Raw records –

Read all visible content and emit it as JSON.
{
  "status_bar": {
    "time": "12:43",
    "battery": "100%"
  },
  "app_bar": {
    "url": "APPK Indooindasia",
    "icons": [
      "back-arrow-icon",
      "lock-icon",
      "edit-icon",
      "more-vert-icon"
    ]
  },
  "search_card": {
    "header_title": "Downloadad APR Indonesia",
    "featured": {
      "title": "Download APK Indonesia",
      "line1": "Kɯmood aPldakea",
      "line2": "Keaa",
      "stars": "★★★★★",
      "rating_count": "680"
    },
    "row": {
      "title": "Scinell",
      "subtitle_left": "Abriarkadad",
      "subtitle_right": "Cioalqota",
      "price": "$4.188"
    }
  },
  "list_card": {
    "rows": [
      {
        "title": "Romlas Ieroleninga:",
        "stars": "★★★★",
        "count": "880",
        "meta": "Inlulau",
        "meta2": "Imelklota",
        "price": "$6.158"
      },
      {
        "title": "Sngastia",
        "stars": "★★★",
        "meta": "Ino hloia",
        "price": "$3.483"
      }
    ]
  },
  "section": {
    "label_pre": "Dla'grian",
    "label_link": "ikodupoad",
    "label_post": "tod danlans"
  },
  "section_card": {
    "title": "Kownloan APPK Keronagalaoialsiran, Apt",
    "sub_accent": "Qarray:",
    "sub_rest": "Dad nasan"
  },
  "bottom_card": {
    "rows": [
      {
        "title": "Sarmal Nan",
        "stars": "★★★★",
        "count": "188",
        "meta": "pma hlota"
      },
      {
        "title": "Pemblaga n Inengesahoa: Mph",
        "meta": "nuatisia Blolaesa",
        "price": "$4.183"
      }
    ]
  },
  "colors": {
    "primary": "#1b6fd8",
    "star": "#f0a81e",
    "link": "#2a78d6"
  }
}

Goal –
Quote all the records exactly, please, leaving none out.

Full answer –
Read all visible content and emit it as JSON.
{
  "status_bar": {
    "time": "12:43",
    "battery": "100%"
  },
  "app_bar": {
    "url": "APPK Indooindasia",
    "icons": [
      "back-arrow-icon",
      "lock-icon",
      "edit-icon",
      "more-vert-icon"
    ]
  },
  "search_card": {
    "header_title": "Downloadad APR Indonesia",
    "featured": {
      "title": "Download APK Indonesia",
      "line1": "Kɯmood aPldakea",
      "line2": "Keaa",
      "stars": "★★★★★",
      "rating_count": "680"
    },
    "row": {
      "title": "Scinell",
      "subtitle_left": "Abriarkadad",
      "subtitle_right": "Cioalqota",
      "price": "$4.188"
    }
  },
  "list_card": {
    "rows": [
      {
        "title": "Romlas Ieroleninga:",
        "stars": "★★★★",
        "count": "880",
        "meta": "Inlulau",
        "meta2": "Imelklota",
        "price": "$6.158"
      },
      {
        "title": "Sngastia",
        "stars": "★★★",
        "meta": "Ino hloia",
        "price": "$3.483"
      }
    ]
  },
  "section": {
    "label_pre": "Dla'grian",
    "label_link": "ikodupoad",
    "label_post": "tod danlans"
  },
  "section_card": {
    "title": "Kownloan APPK Keronagalaoialsiran, Apt",
    "sub_accent": "Qarray:",
    "sub_rest": "Dad nasan"
  },
  "bottom_card": {
    "rows": [
      {
        "title": "Sarmal Nan",
        "stars": "★★★★",
        "count": "188",
        "meta": "pma hlota"
      },
      {
        "title": "Pemblaga n Inengesahoa: Mph",
        "meta": "nuatisia Blolaesa",
        "price": "$4.183"
      }
    ]
  },
  "colors": {
    "primary": "#1b6fd8",
    "star": "#f0a81e",
    "link": "#2a78d6"
  }
}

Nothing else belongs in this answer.